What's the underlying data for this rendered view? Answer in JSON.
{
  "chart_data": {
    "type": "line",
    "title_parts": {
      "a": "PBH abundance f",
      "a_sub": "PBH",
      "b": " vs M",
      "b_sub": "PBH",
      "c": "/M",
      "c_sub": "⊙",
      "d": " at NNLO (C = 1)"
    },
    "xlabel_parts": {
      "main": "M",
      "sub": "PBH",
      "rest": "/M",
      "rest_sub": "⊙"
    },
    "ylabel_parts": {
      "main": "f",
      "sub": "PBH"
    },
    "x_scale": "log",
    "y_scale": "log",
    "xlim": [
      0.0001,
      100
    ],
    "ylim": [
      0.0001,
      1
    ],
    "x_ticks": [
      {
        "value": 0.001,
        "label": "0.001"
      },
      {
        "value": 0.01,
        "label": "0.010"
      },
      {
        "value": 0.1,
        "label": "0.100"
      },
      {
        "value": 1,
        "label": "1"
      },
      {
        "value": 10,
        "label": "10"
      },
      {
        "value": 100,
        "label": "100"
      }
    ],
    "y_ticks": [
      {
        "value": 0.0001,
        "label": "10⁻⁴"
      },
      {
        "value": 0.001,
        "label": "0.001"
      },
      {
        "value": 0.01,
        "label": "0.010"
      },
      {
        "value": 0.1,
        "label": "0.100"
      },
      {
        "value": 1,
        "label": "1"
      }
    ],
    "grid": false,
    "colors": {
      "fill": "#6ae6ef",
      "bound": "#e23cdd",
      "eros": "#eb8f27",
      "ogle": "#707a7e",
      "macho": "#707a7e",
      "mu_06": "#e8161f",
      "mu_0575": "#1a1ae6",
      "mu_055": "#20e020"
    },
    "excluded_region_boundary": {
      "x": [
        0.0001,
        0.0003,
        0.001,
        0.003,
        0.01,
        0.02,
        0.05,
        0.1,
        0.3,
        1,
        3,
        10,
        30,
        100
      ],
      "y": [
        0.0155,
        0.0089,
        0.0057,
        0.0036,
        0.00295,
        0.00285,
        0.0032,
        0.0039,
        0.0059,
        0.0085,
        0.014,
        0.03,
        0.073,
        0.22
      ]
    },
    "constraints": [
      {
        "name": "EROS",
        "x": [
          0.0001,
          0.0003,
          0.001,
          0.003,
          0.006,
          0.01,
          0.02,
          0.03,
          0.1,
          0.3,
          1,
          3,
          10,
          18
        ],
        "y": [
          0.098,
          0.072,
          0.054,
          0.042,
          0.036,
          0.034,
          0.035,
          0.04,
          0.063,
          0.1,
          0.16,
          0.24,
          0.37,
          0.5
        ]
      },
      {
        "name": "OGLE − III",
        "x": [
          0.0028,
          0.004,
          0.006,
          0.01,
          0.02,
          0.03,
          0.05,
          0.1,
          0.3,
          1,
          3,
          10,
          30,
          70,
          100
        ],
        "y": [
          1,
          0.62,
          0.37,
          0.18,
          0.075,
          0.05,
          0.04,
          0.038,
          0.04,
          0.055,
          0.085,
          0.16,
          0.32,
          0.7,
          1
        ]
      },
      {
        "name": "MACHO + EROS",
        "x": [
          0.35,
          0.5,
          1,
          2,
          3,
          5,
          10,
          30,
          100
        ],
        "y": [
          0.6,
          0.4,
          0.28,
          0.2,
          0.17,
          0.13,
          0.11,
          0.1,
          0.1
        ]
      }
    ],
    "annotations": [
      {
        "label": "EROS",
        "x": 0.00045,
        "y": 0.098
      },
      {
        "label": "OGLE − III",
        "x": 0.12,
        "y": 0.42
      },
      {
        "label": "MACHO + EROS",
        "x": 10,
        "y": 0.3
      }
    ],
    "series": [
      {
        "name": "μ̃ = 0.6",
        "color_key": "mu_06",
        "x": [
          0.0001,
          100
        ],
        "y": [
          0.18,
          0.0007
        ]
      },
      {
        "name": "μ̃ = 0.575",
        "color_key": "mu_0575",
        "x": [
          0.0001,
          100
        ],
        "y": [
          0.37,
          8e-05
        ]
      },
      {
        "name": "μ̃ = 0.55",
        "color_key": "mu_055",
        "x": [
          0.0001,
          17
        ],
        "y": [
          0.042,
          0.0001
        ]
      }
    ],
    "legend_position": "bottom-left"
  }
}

□ □ □ □ □

* EXERCISE TASK *
Repeat each record exactly. Omit nothing.

* RESPONSE TO THIS EXERCISE *
What's the underlying data for this rendered view? Answer in JSON.
{
  "chart_data": {
    "type": "line",
    "title_parts": {
      "a": "PBH abundance f",
      "a_sub": "PBH",
      "b": " vs M",
      "b_sub": "PBH",
      "c": "/M",
      "c_sub": "⊙",
      "d": " at NNLO (C = 1)"
    },
    "xlabel_parts": {
      "main": "M",
      "sub": "PBH",
      "rest": "/M",
      "rest_sub": "⊙"
    },
    "ylabel_parts": {
      "main": "f",
      "sub": "PBH"
    },
    "x_scale": "log",
    "y_scale": "log",
    "xlim": [
      0.0001,
      100
    ],
    "ylim": [
      0.0001,
      1
    ],
    "x_ticks": [
      {
        "value": 0.001,
        "label": "0.001"
      },
      {
        "value": 0.01,
        "label": "0.010"
      },
      {
        "value": 0.1,
        "label": "0.100"
      },
      {
        "value": 1,
        "label": "1"
      },
      {
        "value": 10,
        "label": "10"
      },
      {
        "value": 100,
        "label": "100"
      }
    ],
    "y_ticks": [
      {
        "value": 0.0001,
        "label": "10⁻⁴"
      },
      {
        "value": 0.001,
        "label": "0.001"
      },
      {
        "value": 0.01,
        "label": "0.010"
      },
      {
        "value": 0.1,
        "label": "0.100"
      },
      {
        "value": 1,
        "label": "1"
      }
    ],
    "grid": false,
    "colors": {
      "fill": "#6ae6ef",
      "bound": "#e23cdd",
      "eros": "#eb8f27",
      "ogle": "#707a7e",
      "macho": "#707a7e",
      "mu_06": "#e8161f",
      "mu_0575": "#1a1ae6",
      "mu_055": "#20e020"
    },
    "excluded_region_boundary": {
      "x": [
        0.0001,
        0.0003,
        0.001,
        0.003,
        0.01,
        0.02,
        0.05,
        0.1,
        0.3,
        1,
        3,
        10,
        30,
        100
      ],
      "y": [
        0.0155,
        0.0089,
        0.0057,
        0.0036,
        0.00295,
        0.00285,
        0.0032,
        0.0039,
        0.0059,
        0.0085,
        0.014,
        0.03,
        0.073,
        0.22
      ]
    },
    "constraints": [
      {
        "name": "EROS",
        "x": [
          0.0001,
          0.0003,
          0.001,
          0.003,
          0.006,
          0.01,
          0.02,
          0.03,
          0.1,
          0.3,
          1,
          3,
          10,
          18
        ],
        "y": [
          0.098,
          0.072,
          0.054,
          0.042,
          0.036,
          0.034,
          0.035,
          0.04,
          0.063,
          0.1,
          0.16,
          0.24,
          0.37,
          0.5
        ]
      },
      {
        "name": "OGLE − III",
        "x": [
          0.0028,
          0.004,
          0.006,
          0.01,
          0.02,
          0.03,
          0.05,
          0.1,
          0.3,
          1,
          3,
          10,
          30,
          70,
          100
        ],
        "y": [
          1,
          0.62,
          0.37,
          0.18,
          0.075,
          0.05,
          0.04,
          0.038,
          0.04,
          0.055,
          0.085,
          0.16,
          0.32,
          0.7,
          1
        ]
      },
      {
        "name": "MACHO + EROS",
        "x": [
          0.35,
          0.5,
          1,
          2,
          3,
          5,
          10,
          30,
          100
        ],
        "y": [
          0.6,
          0.4,
          0.28,
          0.2,
          0.17,
          0.13,
          0.11,
          0.1,
          0.1
        ]
      }
    ],
    "annotations": [
      {
        "label": "EROS",
        "x": 0.00045,
        "y": 0.098
      },
      {
        "label": "OGLE − III",
        "x": 0.12,
        "y": 0.42
      },
      {
        "label": "MACHO + EROS",
        "x": 10,
        "y": 0.3
      }
    ],
    "series": [
      {
        "name": "μ̃ = 0.6",
        "color_key": "mu_06",
        "x": [
          0.0001,
          100
        ],
        "y": [
          0.18,
          0.0007
        ]
      },
      {
        "name": "μ̃ = 0.575",
        "color_key": "mu_0575",
        "x": [
          0.0001,
          100
        ],
        "y": [
          0.37,
          8e-05
        ]
      },
      {
        "name": "μ̃ = 0.55",
        "color_key": "mu_055",
        "x": [
          0.0001,
          17
        ],
        "y": [
          0.042,
          0.0001
        ]
      }
    ],
    "legend_position": "bottom-left"
  }
}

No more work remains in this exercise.